* start Given information *
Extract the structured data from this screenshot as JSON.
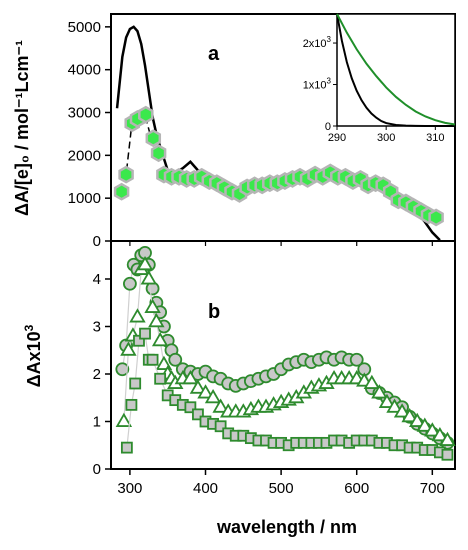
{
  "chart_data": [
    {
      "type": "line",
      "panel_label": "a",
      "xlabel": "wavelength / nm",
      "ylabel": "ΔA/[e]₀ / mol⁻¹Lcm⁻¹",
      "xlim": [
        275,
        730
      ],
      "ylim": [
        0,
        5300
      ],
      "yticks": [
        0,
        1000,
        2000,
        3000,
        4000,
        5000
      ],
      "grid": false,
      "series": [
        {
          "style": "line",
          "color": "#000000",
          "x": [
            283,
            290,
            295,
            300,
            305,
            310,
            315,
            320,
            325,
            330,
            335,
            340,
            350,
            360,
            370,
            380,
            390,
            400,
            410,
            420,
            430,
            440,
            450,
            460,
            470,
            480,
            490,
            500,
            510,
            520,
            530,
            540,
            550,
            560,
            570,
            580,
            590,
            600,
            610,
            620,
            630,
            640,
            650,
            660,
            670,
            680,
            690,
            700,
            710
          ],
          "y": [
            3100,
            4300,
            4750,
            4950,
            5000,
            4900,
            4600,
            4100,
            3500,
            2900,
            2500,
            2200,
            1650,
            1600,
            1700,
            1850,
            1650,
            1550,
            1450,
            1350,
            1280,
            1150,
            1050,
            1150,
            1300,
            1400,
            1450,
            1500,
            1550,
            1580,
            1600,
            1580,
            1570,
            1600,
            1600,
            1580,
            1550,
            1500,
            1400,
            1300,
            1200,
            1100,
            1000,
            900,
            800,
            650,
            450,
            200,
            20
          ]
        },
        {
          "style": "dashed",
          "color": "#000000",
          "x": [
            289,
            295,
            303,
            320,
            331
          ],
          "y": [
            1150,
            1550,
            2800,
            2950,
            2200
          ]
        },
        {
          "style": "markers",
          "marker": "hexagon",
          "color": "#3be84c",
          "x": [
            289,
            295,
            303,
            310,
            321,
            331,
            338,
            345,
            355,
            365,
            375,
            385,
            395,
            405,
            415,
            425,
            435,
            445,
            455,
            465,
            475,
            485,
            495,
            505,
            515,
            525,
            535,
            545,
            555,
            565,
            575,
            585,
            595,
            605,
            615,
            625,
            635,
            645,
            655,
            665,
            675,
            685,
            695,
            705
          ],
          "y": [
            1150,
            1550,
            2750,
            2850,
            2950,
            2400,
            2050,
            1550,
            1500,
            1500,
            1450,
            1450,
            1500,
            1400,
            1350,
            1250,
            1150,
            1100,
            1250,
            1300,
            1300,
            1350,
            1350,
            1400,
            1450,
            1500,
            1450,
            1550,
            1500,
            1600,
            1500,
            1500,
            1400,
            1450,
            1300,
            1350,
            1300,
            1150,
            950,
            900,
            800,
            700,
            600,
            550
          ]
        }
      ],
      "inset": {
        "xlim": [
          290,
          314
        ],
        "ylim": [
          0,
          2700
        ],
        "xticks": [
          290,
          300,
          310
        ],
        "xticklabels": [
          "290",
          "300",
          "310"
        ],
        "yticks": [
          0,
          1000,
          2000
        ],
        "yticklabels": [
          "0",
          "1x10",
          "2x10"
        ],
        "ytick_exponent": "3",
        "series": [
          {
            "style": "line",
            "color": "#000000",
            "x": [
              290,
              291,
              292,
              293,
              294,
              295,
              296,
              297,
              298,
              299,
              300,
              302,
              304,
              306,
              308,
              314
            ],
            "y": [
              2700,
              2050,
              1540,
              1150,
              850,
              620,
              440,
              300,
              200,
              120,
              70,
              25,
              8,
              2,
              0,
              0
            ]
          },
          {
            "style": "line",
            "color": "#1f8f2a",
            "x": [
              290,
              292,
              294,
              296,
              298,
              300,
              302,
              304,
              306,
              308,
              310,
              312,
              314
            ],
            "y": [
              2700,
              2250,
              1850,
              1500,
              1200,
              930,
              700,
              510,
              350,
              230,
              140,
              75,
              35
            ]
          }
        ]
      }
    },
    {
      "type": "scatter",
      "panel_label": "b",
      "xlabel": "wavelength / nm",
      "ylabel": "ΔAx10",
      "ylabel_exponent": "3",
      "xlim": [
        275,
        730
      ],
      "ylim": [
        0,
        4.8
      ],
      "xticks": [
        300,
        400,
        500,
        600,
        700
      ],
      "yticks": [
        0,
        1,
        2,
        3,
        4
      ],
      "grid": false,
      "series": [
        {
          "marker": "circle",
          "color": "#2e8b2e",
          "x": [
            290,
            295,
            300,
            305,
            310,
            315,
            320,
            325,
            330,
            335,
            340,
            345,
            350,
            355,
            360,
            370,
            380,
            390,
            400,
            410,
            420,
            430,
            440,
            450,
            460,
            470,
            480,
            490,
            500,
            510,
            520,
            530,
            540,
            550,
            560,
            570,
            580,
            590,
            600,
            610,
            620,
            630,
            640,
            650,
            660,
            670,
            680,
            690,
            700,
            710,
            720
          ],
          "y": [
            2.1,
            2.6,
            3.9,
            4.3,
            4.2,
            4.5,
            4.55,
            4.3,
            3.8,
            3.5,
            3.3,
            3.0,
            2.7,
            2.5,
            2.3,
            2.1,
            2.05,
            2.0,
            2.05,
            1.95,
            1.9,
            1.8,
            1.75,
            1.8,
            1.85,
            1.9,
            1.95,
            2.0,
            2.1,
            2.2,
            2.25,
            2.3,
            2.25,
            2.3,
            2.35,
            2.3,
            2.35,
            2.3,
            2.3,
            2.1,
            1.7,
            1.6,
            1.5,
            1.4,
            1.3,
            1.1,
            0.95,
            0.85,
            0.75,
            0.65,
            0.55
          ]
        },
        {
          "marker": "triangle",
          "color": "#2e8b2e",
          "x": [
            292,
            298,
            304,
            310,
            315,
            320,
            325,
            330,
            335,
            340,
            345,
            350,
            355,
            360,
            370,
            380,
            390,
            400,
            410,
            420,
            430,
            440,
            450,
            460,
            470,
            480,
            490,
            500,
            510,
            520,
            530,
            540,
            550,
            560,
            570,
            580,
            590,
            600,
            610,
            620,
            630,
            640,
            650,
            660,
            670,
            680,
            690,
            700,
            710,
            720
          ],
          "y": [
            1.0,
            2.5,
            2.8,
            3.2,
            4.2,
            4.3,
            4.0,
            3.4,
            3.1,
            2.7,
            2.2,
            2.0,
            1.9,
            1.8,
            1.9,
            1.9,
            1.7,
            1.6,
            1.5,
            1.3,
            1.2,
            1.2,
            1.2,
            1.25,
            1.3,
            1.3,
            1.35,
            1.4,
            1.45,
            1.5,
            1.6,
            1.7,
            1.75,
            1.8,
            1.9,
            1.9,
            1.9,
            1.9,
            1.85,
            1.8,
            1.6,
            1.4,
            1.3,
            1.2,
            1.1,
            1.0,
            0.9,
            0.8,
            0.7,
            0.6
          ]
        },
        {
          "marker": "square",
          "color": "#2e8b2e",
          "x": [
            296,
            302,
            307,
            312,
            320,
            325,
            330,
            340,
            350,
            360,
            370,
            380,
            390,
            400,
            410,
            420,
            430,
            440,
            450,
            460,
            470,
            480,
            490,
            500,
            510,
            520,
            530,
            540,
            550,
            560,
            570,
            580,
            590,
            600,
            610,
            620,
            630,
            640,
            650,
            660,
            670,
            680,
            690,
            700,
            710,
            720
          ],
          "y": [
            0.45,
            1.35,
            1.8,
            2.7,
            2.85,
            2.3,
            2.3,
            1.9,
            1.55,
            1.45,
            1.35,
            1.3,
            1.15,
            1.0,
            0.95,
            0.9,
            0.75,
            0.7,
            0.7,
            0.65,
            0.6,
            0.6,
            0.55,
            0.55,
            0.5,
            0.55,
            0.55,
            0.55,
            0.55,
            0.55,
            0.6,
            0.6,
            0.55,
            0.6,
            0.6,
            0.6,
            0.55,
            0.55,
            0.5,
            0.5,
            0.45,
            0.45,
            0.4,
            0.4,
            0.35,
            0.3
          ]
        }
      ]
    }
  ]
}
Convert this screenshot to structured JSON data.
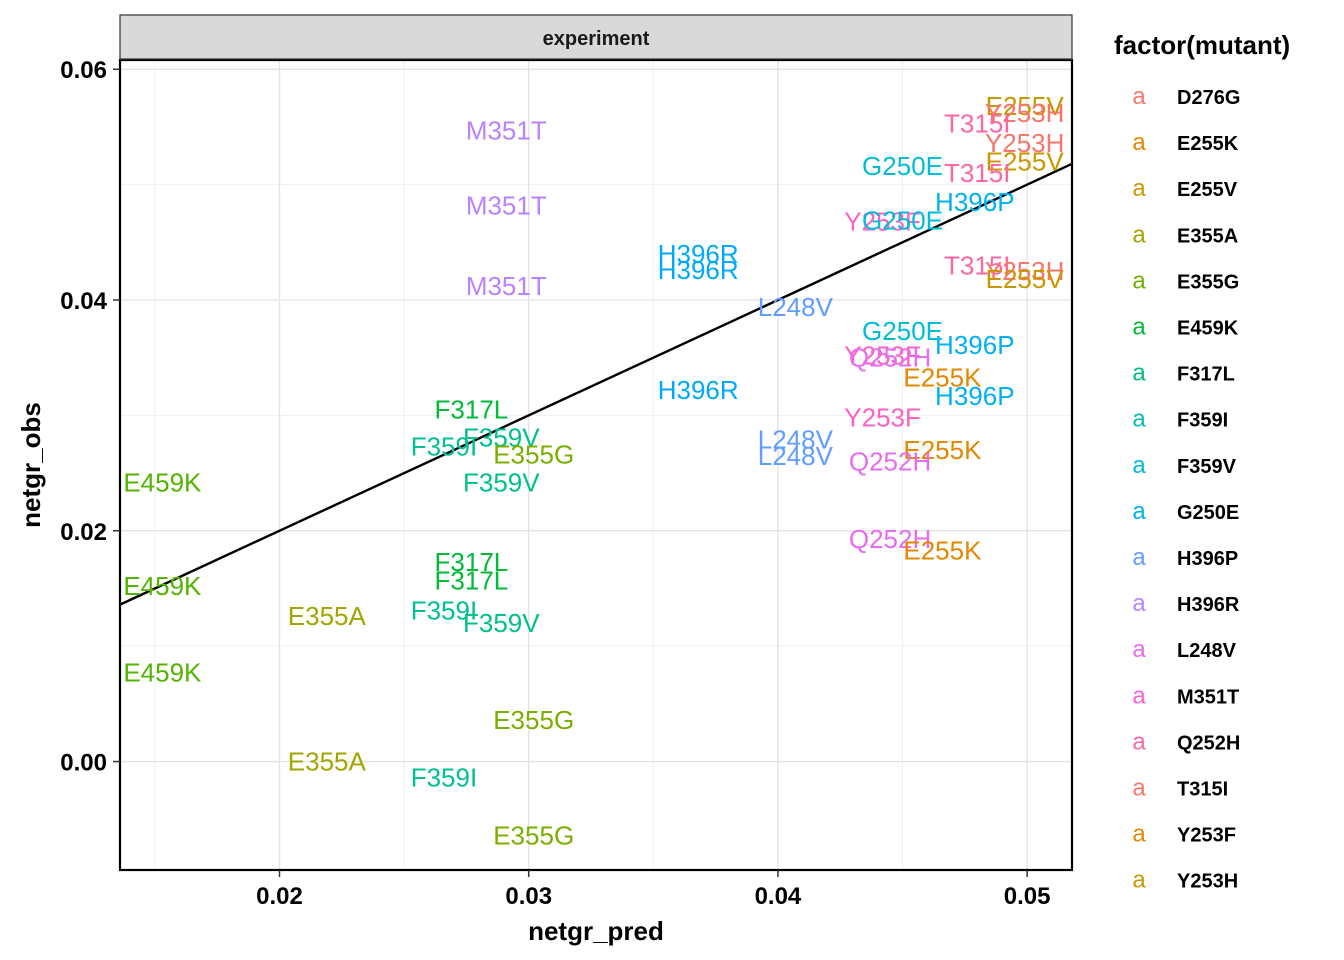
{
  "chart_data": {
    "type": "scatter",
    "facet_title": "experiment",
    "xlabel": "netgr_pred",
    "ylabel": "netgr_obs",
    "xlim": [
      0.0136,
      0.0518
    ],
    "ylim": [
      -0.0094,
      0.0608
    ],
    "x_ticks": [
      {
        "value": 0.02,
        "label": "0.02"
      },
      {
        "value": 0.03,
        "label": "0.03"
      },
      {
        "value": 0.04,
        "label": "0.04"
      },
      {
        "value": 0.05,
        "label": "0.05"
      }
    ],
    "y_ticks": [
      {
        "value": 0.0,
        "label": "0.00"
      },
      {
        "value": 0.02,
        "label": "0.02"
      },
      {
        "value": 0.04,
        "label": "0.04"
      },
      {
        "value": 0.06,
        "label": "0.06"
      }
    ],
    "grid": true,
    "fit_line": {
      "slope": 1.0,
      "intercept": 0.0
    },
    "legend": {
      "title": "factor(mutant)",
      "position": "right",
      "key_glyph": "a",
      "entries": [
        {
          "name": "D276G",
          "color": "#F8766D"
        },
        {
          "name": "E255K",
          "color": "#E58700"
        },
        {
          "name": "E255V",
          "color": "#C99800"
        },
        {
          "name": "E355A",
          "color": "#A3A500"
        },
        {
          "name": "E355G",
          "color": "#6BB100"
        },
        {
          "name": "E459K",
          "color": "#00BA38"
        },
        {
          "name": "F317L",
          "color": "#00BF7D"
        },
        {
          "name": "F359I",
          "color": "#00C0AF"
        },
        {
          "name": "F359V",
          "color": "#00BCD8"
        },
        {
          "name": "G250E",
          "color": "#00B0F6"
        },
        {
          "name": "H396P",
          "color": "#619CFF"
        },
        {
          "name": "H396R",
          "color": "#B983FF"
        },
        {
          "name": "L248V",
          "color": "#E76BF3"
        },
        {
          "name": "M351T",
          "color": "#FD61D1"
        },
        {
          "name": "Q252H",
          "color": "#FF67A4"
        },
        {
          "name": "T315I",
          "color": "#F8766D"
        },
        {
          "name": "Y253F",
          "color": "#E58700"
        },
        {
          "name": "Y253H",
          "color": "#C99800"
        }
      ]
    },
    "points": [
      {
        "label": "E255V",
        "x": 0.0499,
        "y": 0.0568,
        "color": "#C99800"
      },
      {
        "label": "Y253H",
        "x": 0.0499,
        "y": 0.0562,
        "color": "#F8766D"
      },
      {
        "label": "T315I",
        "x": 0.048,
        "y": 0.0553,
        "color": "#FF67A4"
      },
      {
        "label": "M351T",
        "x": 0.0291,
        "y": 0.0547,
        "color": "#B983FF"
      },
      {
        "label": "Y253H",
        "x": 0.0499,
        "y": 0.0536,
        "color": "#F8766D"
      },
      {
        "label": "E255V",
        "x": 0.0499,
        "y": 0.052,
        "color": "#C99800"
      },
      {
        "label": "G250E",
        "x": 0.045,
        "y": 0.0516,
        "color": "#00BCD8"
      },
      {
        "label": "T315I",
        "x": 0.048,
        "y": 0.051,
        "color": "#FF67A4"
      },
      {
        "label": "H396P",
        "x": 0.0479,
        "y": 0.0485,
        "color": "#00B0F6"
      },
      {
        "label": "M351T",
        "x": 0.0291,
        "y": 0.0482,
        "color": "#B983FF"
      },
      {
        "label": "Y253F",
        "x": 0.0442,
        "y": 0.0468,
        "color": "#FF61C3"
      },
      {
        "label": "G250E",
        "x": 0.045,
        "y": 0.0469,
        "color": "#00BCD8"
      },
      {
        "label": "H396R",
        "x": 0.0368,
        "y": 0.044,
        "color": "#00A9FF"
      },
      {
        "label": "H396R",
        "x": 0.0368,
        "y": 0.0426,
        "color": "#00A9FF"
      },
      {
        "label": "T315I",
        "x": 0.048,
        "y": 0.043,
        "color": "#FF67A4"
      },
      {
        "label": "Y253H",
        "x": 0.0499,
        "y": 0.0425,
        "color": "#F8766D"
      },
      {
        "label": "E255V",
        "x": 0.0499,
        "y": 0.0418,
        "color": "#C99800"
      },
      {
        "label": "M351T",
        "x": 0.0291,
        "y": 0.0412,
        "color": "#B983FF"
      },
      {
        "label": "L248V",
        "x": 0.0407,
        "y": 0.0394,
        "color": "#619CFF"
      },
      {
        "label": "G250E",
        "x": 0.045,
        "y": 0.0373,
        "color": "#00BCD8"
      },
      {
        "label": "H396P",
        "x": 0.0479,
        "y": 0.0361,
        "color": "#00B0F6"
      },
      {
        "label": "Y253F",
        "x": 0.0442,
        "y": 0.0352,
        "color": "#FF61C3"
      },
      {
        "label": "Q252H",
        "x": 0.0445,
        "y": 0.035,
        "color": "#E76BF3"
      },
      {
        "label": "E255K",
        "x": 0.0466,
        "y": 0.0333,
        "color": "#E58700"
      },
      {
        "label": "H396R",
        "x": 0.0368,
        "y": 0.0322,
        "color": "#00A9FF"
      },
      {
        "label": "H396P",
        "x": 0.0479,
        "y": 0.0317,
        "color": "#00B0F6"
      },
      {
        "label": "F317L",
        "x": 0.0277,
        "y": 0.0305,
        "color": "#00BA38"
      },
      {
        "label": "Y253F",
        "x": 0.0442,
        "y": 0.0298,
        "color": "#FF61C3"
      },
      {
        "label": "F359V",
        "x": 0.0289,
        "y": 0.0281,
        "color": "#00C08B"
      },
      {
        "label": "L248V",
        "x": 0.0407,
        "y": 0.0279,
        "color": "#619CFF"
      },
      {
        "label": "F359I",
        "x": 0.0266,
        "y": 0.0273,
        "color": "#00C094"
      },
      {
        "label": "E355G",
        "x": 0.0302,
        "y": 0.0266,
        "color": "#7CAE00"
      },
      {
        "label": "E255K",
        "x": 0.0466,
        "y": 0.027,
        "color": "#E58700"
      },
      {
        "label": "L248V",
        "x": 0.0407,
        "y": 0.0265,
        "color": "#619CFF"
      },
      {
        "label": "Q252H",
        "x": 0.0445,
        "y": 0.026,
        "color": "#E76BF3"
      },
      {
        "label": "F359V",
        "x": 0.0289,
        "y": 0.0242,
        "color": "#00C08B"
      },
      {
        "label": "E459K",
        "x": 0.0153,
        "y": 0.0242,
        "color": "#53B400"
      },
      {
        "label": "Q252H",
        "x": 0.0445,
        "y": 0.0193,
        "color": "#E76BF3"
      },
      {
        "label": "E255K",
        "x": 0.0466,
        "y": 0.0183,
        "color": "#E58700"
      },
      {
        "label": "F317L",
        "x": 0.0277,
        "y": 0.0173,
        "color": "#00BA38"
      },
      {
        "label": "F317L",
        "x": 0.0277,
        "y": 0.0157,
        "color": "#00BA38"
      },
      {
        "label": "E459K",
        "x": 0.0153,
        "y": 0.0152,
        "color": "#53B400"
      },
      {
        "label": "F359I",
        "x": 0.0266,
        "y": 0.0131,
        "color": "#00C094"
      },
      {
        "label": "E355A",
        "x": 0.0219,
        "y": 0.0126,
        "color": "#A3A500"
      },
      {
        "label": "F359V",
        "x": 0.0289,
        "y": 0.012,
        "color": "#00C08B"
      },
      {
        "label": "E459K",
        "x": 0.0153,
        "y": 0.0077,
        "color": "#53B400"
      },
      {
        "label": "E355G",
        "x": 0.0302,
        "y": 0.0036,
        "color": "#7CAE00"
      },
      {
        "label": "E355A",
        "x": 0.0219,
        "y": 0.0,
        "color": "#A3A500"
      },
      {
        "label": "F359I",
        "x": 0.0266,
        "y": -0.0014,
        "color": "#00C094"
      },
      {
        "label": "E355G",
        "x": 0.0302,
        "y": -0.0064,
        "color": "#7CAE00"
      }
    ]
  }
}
* end Given information *
Exercise description >>
For each line above that contains the word "structured", copy that line.

Complete answer >>
Extract the structured data from this screenshot as JSON.
Convert this screenshot to structured JSON data.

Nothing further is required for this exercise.